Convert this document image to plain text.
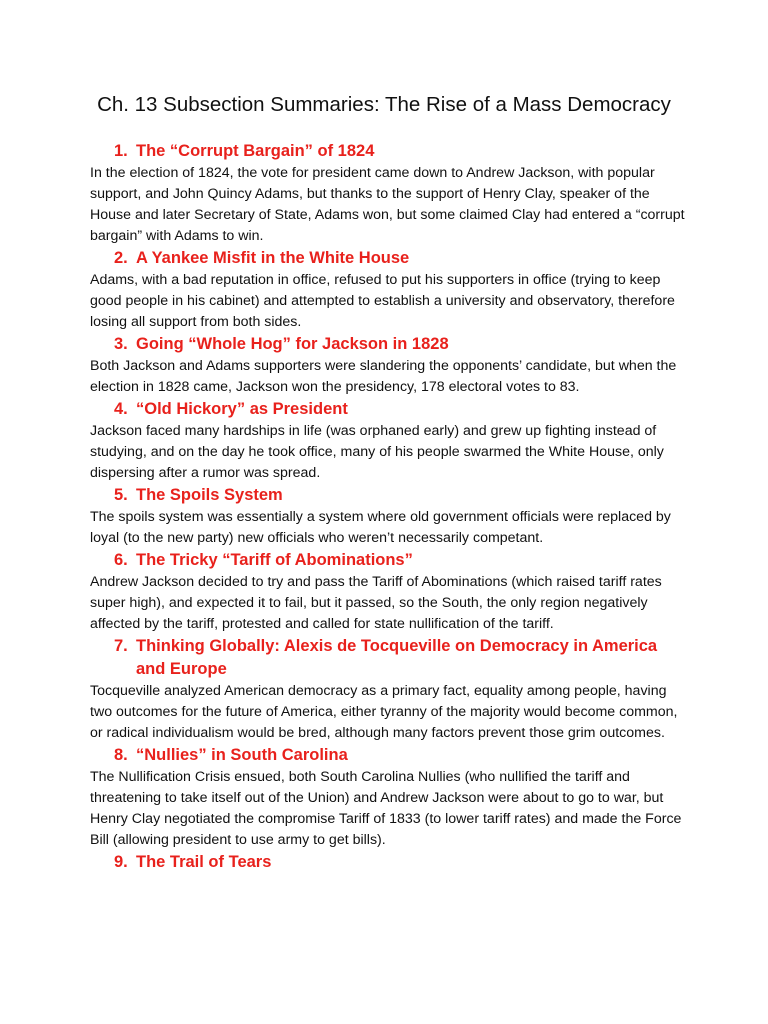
Ch. 13 Subsection Summaries: The Rise of a Mass Democracy
1. The “Corrupt Bargain” of 1824

In the election of 1824, the vote for president came down to Andrew Jackson, with popular support, and John Quincy Adams, but thanks to the support of Henry Clay, speaker of the House and later Secretary of State, Adams won, but some claimed Clay had entered a “corrupt bargain” with Adams to win.

2. A Yankee Misfit in the White House

Adams, with a bad reputation in office, refused to put his supporters in office (trying to keep good people in his cabinet) and attempted to establish a university and observatory, therefore losing all support from both sides.

3. Going “Whole Hog” for Jackson in 1828

Both Jackson and Adams supporters were slandering the opponents’ candidate, but when the election in 1828 came, Jackson won the presidency, 178 electoral votes to 83.

4. “Old Hickory” as President

Jackson faced many hardships in life (was orphaned early) and grew up fighting instead of studying, and on the day he took office, many of his people swarmed the White House, only dispersing after a rumor was spread.

5. The Spoils System

The spoils system was essentially a system where old government officials were replaced by loyal (to the new party) new officials who weren’t necessarily competant.

6. The Tricky “Tariff of Abominations”

Andrew Jackson decided to try and pass the Tariff of Abominations (which raised tariff rates super high), and expected it to fail, but it passed, so the South, the only region negatively affected by the tariff, protested and called for state nullification of the tariff.

7. Thinking Globally: Alexis de Tocqueville on Democracy in America and Europe

Tocqueville analyzed American democracy as a primary fact, equality among people, having two outcomes for the future of America, either tyranny of the majority would become common, or radical individualism would be bred, although many factors prevent those grim outcomes.

8. “Nullies” in South Carolina

The Nullification Crisis ensued, both South Carolina Nullies (who nullified the tariff and threatening to take itself out of the Union) and Andrew Jackson were about to go to war, but Henry Clay negotiated the compromise Tariff of 1833 (to lower tariff rates) and made the Force Bill (allowing president to use army to get bills).

9. The Trail of Tears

..............................

### EXERCISE INSTRUCTIONS
Find the word "White" in the entries above and gather every line that holds it.

### SOLUTION FOR THIS EXERCISE
2. A Yankee Misfit in the White House
Jackson faced many hardships in life (was orphaned early) and grew up fighting instead of studying, and on the day he took office, many of his people swarmed the White House, only dispersing after a rumor was spread.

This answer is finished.